# [Data for this exercise]

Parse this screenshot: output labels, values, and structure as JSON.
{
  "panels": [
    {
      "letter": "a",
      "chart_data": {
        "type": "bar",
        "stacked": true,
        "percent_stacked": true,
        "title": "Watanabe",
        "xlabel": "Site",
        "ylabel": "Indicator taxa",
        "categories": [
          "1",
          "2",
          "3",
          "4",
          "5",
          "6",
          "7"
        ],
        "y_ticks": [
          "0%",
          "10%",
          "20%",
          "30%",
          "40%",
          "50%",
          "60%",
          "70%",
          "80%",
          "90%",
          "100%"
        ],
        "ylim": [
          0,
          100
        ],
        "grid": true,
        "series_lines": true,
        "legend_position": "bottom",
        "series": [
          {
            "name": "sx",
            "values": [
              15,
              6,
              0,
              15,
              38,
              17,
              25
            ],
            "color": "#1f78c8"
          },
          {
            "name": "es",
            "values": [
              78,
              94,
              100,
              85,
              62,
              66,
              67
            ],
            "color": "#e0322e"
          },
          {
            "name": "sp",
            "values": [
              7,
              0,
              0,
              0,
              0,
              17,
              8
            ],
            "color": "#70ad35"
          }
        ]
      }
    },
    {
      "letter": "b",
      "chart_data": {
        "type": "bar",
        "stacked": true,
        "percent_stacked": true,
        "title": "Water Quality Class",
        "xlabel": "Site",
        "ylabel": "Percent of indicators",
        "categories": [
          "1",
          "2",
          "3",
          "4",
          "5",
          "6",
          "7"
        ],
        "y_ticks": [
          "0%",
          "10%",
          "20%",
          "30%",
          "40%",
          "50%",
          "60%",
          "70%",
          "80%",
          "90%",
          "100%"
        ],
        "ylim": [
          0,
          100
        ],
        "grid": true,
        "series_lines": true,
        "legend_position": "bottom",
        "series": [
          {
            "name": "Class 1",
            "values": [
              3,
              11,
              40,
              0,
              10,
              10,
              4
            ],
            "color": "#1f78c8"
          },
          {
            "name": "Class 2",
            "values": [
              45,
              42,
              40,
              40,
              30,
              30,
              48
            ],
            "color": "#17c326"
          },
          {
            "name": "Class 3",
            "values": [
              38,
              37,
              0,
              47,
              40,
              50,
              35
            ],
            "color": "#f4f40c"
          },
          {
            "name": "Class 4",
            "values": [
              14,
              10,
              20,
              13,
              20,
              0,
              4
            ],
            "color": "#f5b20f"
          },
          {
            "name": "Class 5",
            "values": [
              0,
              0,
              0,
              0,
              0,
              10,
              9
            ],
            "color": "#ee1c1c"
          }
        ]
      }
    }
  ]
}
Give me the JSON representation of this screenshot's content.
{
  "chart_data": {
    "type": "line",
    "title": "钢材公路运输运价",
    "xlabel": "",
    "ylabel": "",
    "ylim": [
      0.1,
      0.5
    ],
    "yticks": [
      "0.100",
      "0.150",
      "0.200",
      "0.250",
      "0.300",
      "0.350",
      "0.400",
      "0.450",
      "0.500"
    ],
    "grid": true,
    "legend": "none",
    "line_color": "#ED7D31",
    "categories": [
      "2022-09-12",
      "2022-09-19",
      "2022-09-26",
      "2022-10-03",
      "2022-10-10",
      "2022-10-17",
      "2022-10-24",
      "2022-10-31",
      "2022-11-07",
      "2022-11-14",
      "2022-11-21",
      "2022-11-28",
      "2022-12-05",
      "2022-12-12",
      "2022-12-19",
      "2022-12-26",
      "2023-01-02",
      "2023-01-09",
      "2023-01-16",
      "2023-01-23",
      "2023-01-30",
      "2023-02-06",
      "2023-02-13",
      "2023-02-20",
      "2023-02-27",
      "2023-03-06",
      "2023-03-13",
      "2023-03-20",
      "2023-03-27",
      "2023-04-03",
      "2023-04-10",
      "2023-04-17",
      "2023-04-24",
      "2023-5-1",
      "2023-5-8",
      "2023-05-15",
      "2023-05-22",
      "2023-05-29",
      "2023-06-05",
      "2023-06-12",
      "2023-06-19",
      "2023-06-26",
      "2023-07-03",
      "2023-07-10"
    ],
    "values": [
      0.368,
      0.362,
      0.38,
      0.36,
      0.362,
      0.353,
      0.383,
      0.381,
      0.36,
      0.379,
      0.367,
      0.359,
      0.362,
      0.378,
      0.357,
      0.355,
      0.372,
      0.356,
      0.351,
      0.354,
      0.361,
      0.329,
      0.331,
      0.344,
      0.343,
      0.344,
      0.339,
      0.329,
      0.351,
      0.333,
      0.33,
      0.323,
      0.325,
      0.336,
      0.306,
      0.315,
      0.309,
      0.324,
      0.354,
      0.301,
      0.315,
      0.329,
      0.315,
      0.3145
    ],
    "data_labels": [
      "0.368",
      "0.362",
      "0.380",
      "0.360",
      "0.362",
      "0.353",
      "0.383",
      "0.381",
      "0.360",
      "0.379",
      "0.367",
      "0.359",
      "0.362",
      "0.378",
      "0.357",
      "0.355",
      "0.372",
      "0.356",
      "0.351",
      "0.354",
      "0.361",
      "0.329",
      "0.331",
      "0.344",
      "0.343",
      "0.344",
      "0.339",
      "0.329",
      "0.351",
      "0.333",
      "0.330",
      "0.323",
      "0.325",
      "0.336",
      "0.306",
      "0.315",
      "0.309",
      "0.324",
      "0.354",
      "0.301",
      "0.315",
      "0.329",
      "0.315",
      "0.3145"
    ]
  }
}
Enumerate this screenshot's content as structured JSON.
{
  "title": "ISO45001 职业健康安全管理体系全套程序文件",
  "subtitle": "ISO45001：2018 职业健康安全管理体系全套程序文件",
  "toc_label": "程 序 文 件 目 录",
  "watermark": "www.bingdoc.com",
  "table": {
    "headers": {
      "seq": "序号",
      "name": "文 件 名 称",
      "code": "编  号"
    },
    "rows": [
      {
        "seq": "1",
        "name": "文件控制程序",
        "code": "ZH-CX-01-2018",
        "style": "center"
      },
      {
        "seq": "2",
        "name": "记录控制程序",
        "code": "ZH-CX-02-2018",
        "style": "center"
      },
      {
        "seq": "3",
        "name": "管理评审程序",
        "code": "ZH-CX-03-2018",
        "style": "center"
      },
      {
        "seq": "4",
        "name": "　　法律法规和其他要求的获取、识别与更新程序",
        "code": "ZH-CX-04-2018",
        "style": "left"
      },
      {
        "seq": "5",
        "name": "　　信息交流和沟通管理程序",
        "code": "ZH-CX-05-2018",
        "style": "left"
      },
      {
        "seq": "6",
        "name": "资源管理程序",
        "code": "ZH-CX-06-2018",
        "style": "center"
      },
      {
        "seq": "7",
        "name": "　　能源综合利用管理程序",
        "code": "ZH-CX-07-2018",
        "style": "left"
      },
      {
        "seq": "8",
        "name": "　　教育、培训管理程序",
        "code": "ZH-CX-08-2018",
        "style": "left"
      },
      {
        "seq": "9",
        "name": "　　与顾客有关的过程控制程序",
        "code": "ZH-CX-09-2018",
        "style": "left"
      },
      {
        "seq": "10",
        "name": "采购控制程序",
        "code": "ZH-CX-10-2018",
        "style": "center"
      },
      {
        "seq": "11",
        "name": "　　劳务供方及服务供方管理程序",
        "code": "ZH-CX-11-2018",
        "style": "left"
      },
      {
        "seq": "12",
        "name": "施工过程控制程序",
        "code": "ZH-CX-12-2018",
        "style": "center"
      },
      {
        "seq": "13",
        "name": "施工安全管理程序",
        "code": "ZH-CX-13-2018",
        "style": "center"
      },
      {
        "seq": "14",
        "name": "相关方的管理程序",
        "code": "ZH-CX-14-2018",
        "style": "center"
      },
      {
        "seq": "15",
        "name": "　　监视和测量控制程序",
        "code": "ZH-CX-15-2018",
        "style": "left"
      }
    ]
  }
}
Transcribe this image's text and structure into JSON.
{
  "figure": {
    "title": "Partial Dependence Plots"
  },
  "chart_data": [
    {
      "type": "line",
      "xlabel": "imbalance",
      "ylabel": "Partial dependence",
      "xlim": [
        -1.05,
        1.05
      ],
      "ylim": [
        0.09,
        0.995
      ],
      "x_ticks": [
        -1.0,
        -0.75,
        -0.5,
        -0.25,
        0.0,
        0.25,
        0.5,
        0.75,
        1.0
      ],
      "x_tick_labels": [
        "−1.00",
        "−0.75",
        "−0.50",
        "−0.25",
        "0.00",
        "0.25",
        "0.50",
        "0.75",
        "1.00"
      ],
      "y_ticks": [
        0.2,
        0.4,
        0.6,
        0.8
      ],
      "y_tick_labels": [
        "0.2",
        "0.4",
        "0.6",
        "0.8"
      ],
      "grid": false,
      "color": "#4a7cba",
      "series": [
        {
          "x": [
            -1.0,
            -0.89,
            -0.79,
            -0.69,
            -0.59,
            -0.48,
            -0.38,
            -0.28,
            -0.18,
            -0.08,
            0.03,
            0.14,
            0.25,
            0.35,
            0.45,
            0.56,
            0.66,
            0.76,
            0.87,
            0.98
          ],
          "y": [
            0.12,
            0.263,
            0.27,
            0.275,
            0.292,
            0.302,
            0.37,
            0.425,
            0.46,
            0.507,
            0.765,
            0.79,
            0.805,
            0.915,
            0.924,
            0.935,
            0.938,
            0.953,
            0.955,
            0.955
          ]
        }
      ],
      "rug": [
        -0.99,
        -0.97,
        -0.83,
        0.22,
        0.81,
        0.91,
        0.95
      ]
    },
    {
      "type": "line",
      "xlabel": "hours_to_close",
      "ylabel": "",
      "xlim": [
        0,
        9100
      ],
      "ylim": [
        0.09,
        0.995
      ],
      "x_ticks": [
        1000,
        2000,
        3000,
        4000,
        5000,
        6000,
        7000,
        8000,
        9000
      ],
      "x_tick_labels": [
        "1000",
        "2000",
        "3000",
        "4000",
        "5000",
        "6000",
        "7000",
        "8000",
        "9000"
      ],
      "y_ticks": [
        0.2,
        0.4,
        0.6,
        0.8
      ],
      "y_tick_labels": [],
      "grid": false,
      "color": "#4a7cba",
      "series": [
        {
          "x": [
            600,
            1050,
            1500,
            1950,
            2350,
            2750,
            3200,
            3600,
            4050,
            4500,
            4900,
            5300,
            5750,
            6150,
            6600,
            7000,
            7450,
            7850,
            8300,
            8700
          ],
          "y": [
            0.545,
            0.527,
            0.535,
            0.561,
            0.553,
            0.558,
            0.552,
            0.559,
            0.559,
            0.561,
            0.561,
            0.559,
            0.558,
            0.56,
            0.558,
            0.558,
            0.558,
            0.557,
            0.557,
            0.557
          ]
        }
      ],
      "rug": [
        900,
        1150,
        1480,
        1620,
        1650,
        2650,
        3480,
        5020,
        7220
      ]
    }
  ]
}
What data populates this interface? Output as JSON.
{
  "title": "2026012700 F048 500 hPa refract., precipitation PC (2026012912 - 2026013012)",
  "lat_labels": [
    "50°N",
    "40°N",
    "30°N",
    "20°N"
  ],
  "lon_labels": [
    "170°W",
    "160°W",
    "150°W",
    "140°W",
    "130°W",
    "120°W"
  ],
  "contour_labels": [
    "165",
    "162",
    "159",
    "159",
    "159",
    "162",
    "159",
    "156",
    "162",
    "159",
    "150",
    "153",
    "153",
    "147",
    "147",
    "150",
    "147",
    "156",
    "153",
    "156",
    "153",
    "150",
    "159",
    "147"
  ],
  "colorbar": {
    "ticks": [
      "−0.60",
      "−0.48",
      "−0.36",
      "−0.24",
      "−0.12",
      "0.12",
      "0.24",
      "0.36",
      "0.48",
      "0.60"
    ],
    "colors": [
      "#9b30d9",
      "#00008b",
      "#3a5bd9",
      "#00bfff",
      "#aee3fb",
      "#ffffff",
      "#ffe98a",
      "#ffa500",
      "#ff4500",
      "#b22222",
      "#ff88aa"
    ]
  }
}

# [Exercise aim]
Using the material above, state how many lines include the string "xlabel". Answer with a single number.

# [Response]
5